--- SET PROBLEM ---
Convert the lines in the entries below, from the line with "y-tick-label: 0 xyxy=(145,858,162,888)" up to and including the line with "Localize all elements.", into a numbered list, leaving out any blank lines.

- - - - - - -

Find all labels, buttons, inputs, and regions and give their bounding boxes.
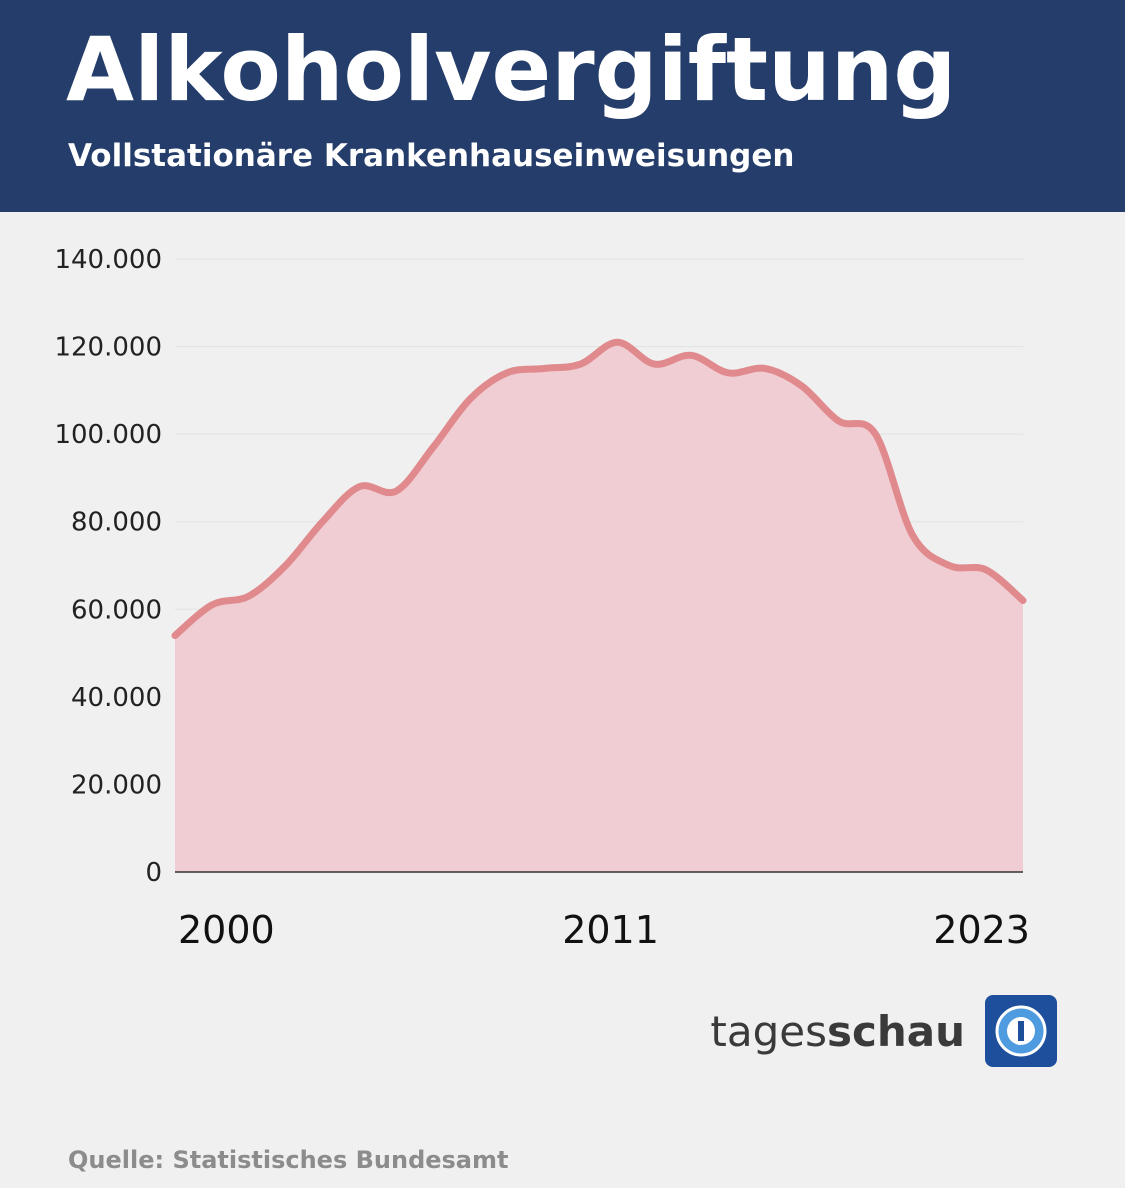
y-tick-label: 0 xyxy=(145,858,162,888)
logo-text: tagesschau xyxy=(710,1007,965,1056)
logo-icon xyxy=(985,995,1057,1067)
logo-bold: schau xyxy=(827,1007,965,1056)
chart-title: Alkoholvergiftung xyxy=(66,18,956,121)
chart-subtitle: Vollstationäre Krankenhauseinweisungen xyxy=(68,138,794,174)
y-tick-label: 120.000 xyxy=(54,333,162,363)
line xyxy=(171,338,1027,640)
x-tick-label: 2000 xyxy=(178,908,275,952)
header xyxy=(0,0,1125,212)
y-tick-label: 20.000 xyxy=(71,770,162,800)
y-tick-label: 80.000 xyxy=(71,508,162,538)
x-tick-label: 2011 xyxy=(562,908,659,952)
plot: 0 20.000 40.000 60.000 80.000 100.000 120.000 1… xyxy=(54,245,1030,952)
y-tick-label: 60.000 xyxy=(71,595,162,625)
source: Quelle: Statistisches Bundesamt xyxy=(68,1146,508,1174)
y-tick-label: 40.000 xyxy=(71,683,162,713)
y-tick-label: 140.000 xyxy=(54,245,162,275)
y-tick-label: 100.000 xyxy=(54,420,162,450)
area xyxy=(175,342,1023,872)
x-tick-label: 2023 xyxy=(933,908,1030,952)
logo-light: tages xyxy=(710,1007,827,1056)
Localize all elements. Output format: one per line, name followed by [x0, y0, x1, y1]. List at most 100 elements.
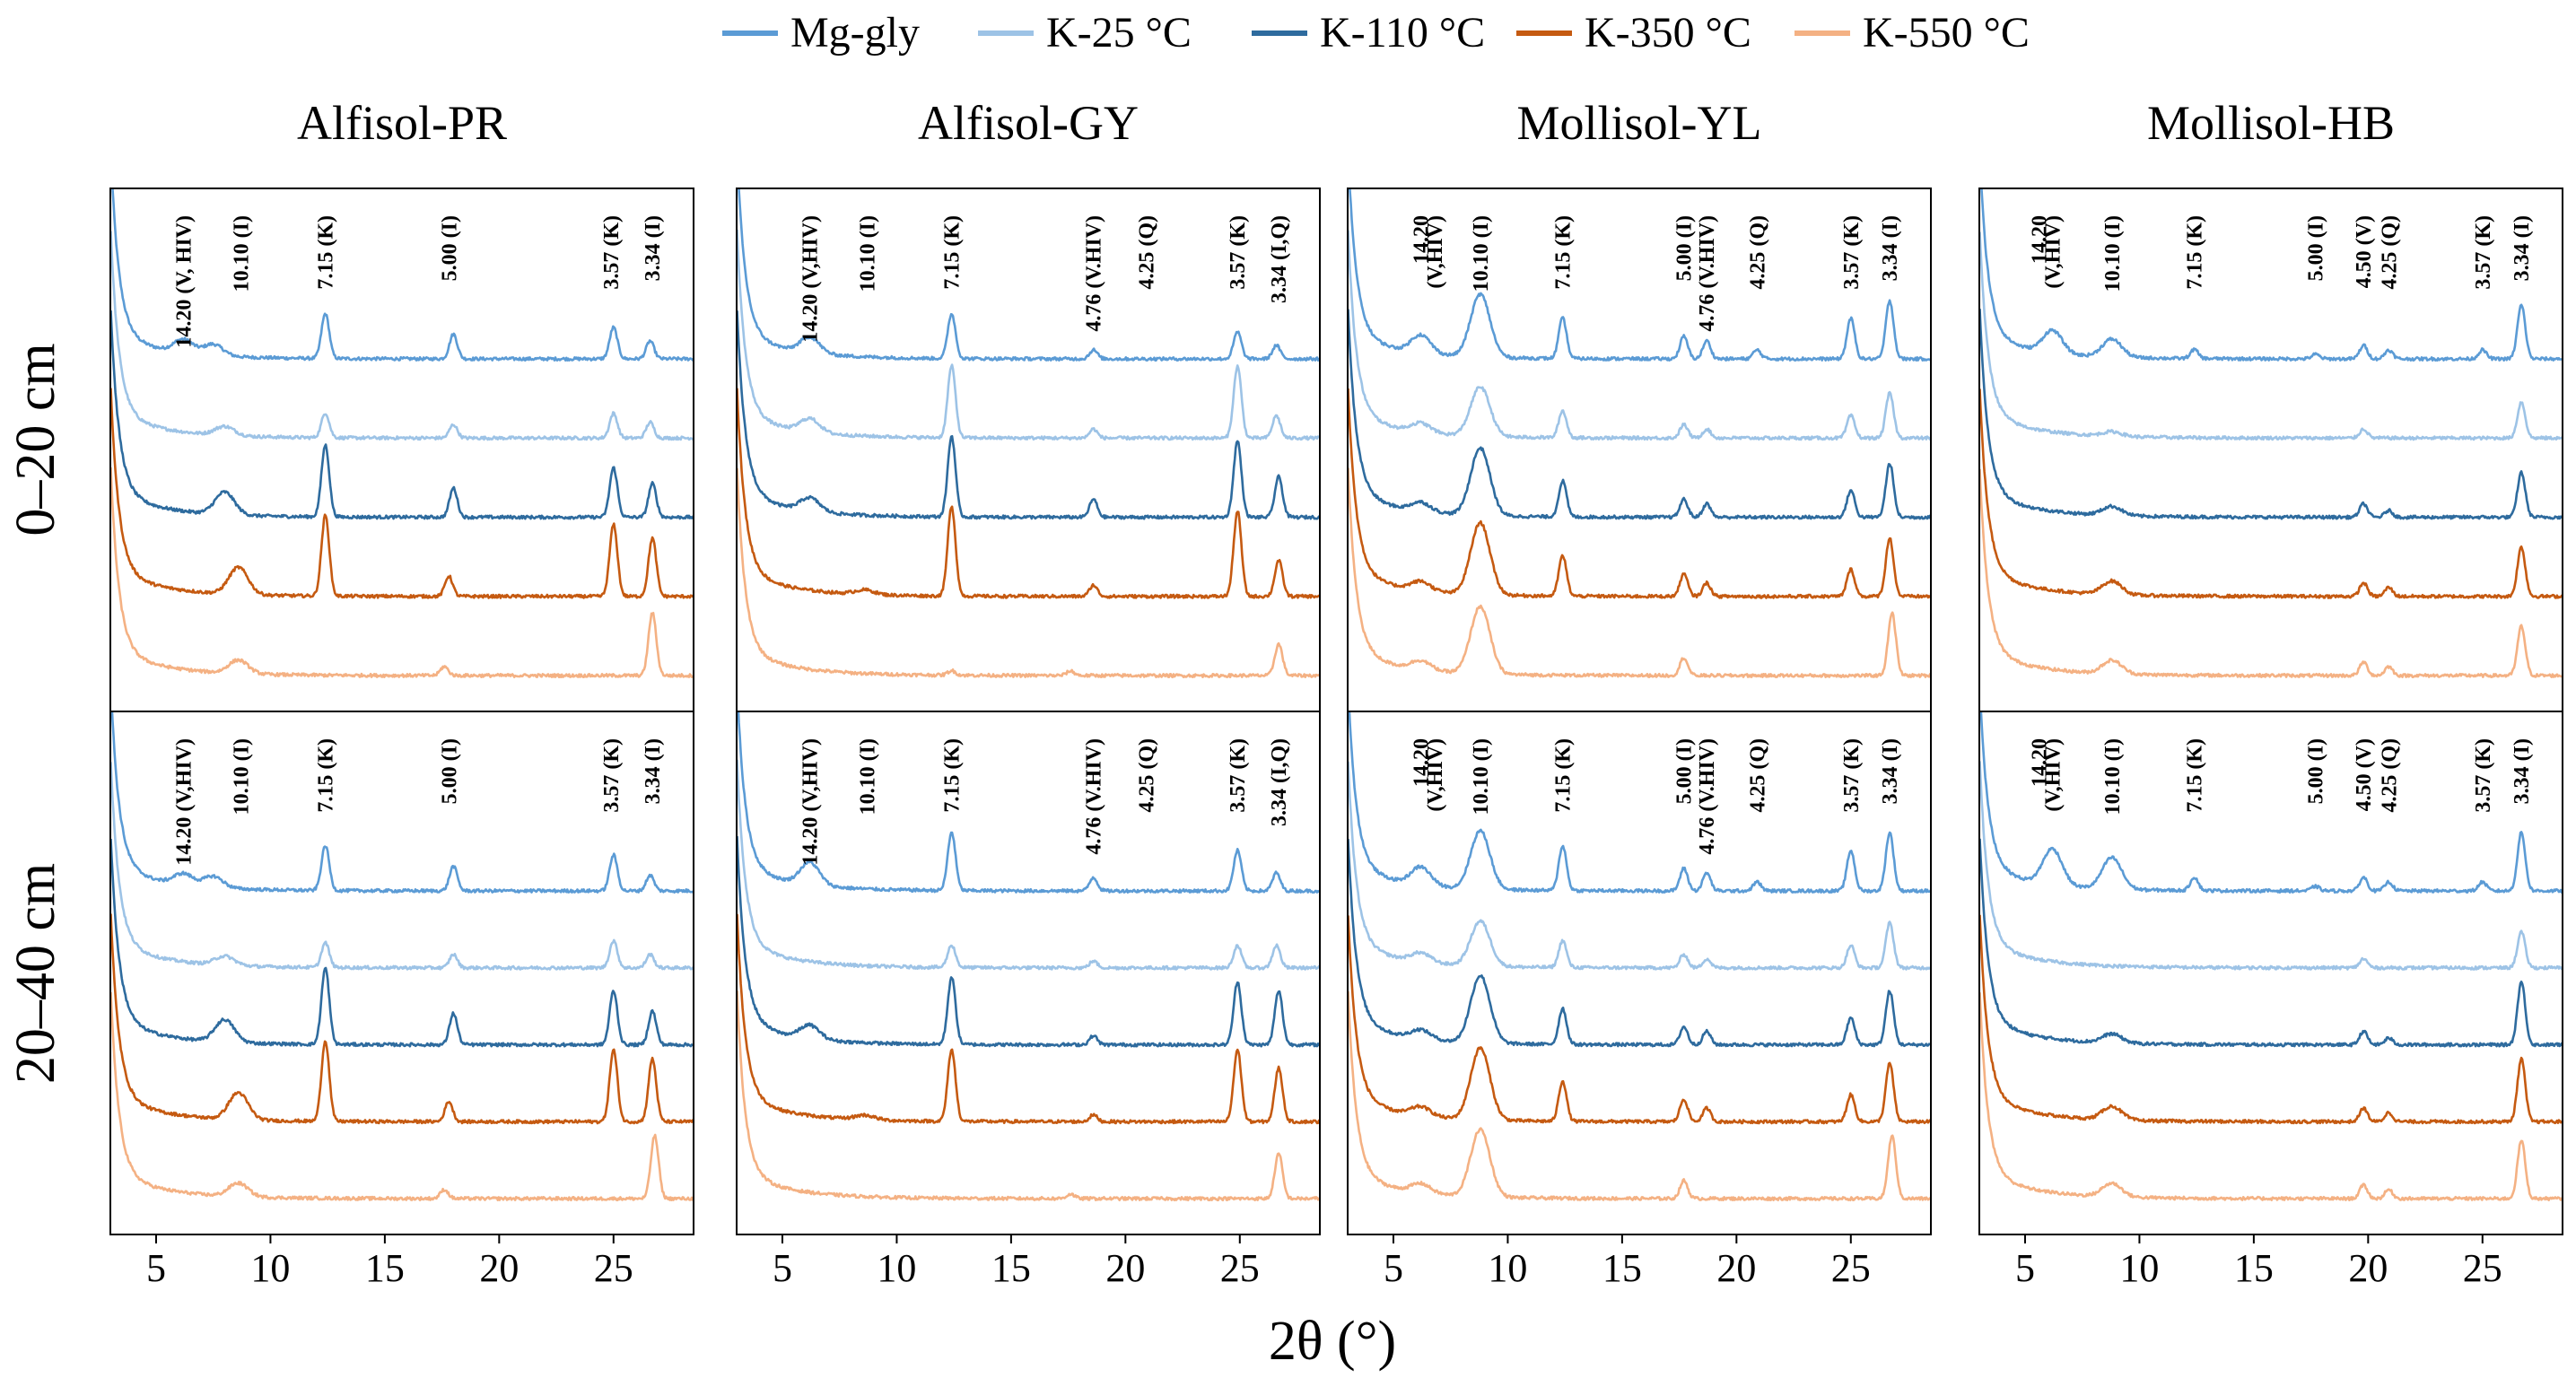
peak-annotations: 14.20(V,HIV) 10.10 (I) 7.15 (K) 5.00 (I) 4.5… — [2028, 215, 2534, 292]
x-tick-label: 20 — [479, 1246, 519, 1290]
peak-label: 4.76 (V.HIV) — [1083, 738, 1106, 855]
x-tick-label: 5 — [2015, 1246, 2035, 1290]
panel: 14.20(V,HIV) 10.10 (I) 7.15 (K) 5.00 (I) 4.5… — [1978, 188, 2563, 712]
peak-label: 3.57 (K) — [600, 215, 624, 290]
peak-label: 10.10 (I) — [2101, 738, 2125, 815]
x-tick-label: 10 — [2119, 1246, 2159, 1290]
traces — [110, 188, 694, 678]
peak-label: 4.25 (Q) — [2378, 215, 2401, 290]
peak-label: 14.20 (V,HIV) — [799, 215, 823, 343]
peak-label: 7.15 (K) — [1552, 738, 1576, 813]
peak-annotations: 14.20 (V,HIV) 10.10 (I) 7.15 (K) 4.76 (V.HI… — [799, 738, 1292, 866]
peak-label: 3.34 (I) — [1879, 738, 1902, 804]
series-line — [1979, 231, 2563, 441]
series-line — [737, 913, 1320, 1125]
panel-title: Alfisol-GY — [918, 96, 1139, 150]
legend-item: K-110 °C — [1252, 9, 1485, 57]
x-tick-label: 20 — [1716, 1246, 1756, 1290]
peak-label: 10.10 (I) — [856, 738, 879, 815]
peak-label: 5.00 (I) — [1673, 215, 1697, 281]
peak-label: 4.25 (Q) — [1746, 215, 1769, 290]
peak-label: 14.20 — [1410, 215, 1434, 264]
peak-label: 14.20 (V,HIV) — [799, 738, 823, 866]
peak-label: 7.15 (K) — [941, 738, 965, 813]
series-line — [110, 467, 694, 678]
series-line — [1979, 838, 2563, 1048]
peak-label: 10.10 (I) — [230, 215, 253, 292]
peak-label: 4.76 (V.HIV) — [1696, 215, 1719, 332]
series-line — [737, 467, 1320, 678]
panel: 14.20 (V,HIV) 10.10 (I) 7.15 (K) 4.76 (V.HI… — [736, 188, 1321, 712]
peak-label: 3.34 (I,Q) — [1268, 738, 1291, 826]
panel: 14.20 (V,HIV) 10.10 (I) 7.15 (K) 5.00 (I) 3.… — [109, 711, 694, 1290]
legend-label: K-350 °C — [1585, 9, 1751, 57]
peak-label: 4.50 (V) — [2353, 738, 2376, 811]
series-line — [111, 188, 694, 362]
series-line — [737, 229, 1320, 441]
peak-label: 3.57 (K) — [2472, 738, 2495, 813]
peak-label: 10.10 (I) — [2101, 215, 2125, 292]
peak-label: 3.34 (I) — [642, 738, 665, 804]
peak-label: 10.10 (I) — [1470, 738, 1493, 815]
peak-annotations: 14.20 (V,HIV) 10.10 (I) 7.15 (K) 5.00 (I) 3.… — [173, 738, 665, 866]
x-tick-label: 5 — [1384, 1246, 1403, 1290]
peak-label: 4.76 (V.HIV) — [1696, 738, 1719, 855]
x-tick-label: 10 — [250, 1246, 290, 1290]
series-line — [737, 759, 1320, 971]
x-tick-label: 20 — [1105, 1246, 1145, 1290]
peak-label: 7.15 (K) — [1552, 215, 1576, 290]
peak-label: 14.20 (V, HIV) — [173, 215, 196, 348]
series-line — [1348, 388, 1931, 599]
traces — [737, 711, 1320, 1201]
panel-titles: Alfisol-PR Alfisol-GY Mollisol-YL Mollisol-… — [297, 96, 2395, 150]
peak-label: 3.57 (K) — [2472, 215, 2495, 290]
panel-frame — [109, 711, 694, 1235]
panel-title: Mollisol-YL — [1516, 96, 1761, 150]
series-line — [1349, 188, 1931, 362]
series-line — [1979, 711, 2563, 894]
series-line — [1348, 309, 1931, 520]
peak-label: 3.34 (I) — [642, 215, 665, 281]
x-tick-label: 15 — [365, 1246, 405, 1290]
peak-label: (V,HIV) — [1424, 215, 1447, 289]
peak-label: 7.15 (K) — [2184, 738, 2207, 813]
series-line — [1979, 914, 2563, 1125]
series-line — [110, 991, 694, 1201]
x-tick-label: 10 — [1488, 1246, 1527, 1290]
peak-label: 4.25 (Q) — [1135, 215, 1158, 290]
peak-label: 4.25 (Q) — [1746, 738, 1769, 813]
x-axis-label: 2θ (°) — [1269, 1311, 1396, 1372]
row-label-bottom: 20–40 cm — [5, 863, 66, 1084]
panel-frame — [736, 711, 1321, 1235]
peak-label: 7.15 (K) — [2184, 215, 2207, 290]
traces — [1348, 711, 1931, 1201]
peak-label: 14.20 — [2028, 215, 2051, 264]
peak-label: 4.76 (V.HIV) — [1083, 215, 1106, 332]
series-line — [1348, 761, 1931, 971]
legend-item: Mg-gly — [722, 9, 920, 57]
peak-label: 10.10 (I) — [1470, 215, 1493, 292]
panel: 14.20(V,HIV) 10.10 (I) 7.15 (K) 5.00 (I) 4.7… — [1347, 188, 1932, 712]
legend-label: K-550 °C — [1863, 9, 2030, 57]
series-line — [1348, 230, 1931, 441]
panel: 14.20 (V,HIV) 10.10 (I) 7.15 (K) 4.76 (V.HI… — [736, 711, 1321, 1290]
panel-frame — [1978, 711, 2563, 1235]
peak-label: 3.34 (I) — [2511, 738, 2534, 804]
series-line — [110, 913, 694, 1125]
x-tick-label: 15 — [1602, 1246, 1642, 1290]
x-tick-label: 25 — [1220, 1246, 1260, 1290]
peak-annotations: 14.20(V,HIV) 10.10 (I) 7.15 (K) 5.00 (I) 4.7… — [1410, 738, 1903, 855]
series-line — [737, 836, 1320, 1048]
panel: 14.20(V,HIV) 10.10 (I) 7.15 (K) 5.00 (I) 4.5… — [1978, 711, 2563, 1290]
peak-label: (V,HIV) — [2042, 215, 2065, 289]
peak-annotations: 14.20 (V, HIV) 10.10 (I) 7.15 (K) 5.00 (I) 3… — [173, 215, 665, 348]
x-axis: 5 10 15 20 25 — [1384, 1234, 1871, 1290]
peak-label: 3.57 (K) — [600, 738, 624, 813]
peak-label: 5.00 (I) — [1673, 738, 1697, 804]
x-tick-label: 25 — [594, 1246, 633, 1290]
peak-label: 3.57 (K) — [1840, 738, 1864, 813]
peak-label: 4.25 (Q) — [2378, 738, 2401, 813]
series-line — [737, 310, 1320, 520]
panels: 14.20 (V, HIV) 10.10 (I) 7.15 (K) 5.00 (I) 3… — [109, 188, 2563, 1290]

- - - - - - -

--- SOLUTION TO THIS PROBLEM ---
1. y-tick-label: 0 xyxy=(145,858,162,888)
2. logo-text: tagesschau xyxy=(710,1007,965,1056)
3. logo-icon xyxy=(985,995,1057,1067)
4. logo-bold: schau xyxy=(827,1007,965,1056)
5. chart-title: Alkoholvergiftung xyxy=(66,18,956,121)
6. chart-subtitle: Vollstationäre Krankenhauseinweisungen xyxy=(68,138,794,174)
7. y-tick-label: 120.000 xyxy=(54,333,162,363)
8. line xyxy=(171,338,1027,640)
9. x-tick-label: 2000 xyxy=(178,908,275,952)
10. header xyxy=(0,0,1125,212)
11. y-tick-label: 20.000 xyxy=(71,770,162,800)
12. y-tick-label: 80.000 xyxy=(71,508,162,538)
13. x-tick-label: 2011 xyxy=(562,908,659,952)
14. plot: 0 20.000 40.000 60.000 80.000 100.000 120.000 1… xyxy=(54,245,1030,952)
15. y-tick-label: 60.000 xyxy=(71,595,162,625)
16. source: Quelle: Statistisches Bundesamt xyxy=(68,1146,508,1174)
17. y-tick-label: 40.000 xyxy=(71,683,162,713)
18. y-tick-label: 140.000 xyxy=(54,245,162,275)
19. y-tick-label: 100.000 xyxy=(54,420,162,450)
20. area xyxy=(175,342,1023,872)
21. x-tick-label: 2023 xyxy=(933,908,1030,952)
22. logo-light: tages xyxy=(710,1007,827,1056)
23. Localize all elements. Output format: one per line, name followed by [x0, y0, x1, y1]. List at most 100 elements.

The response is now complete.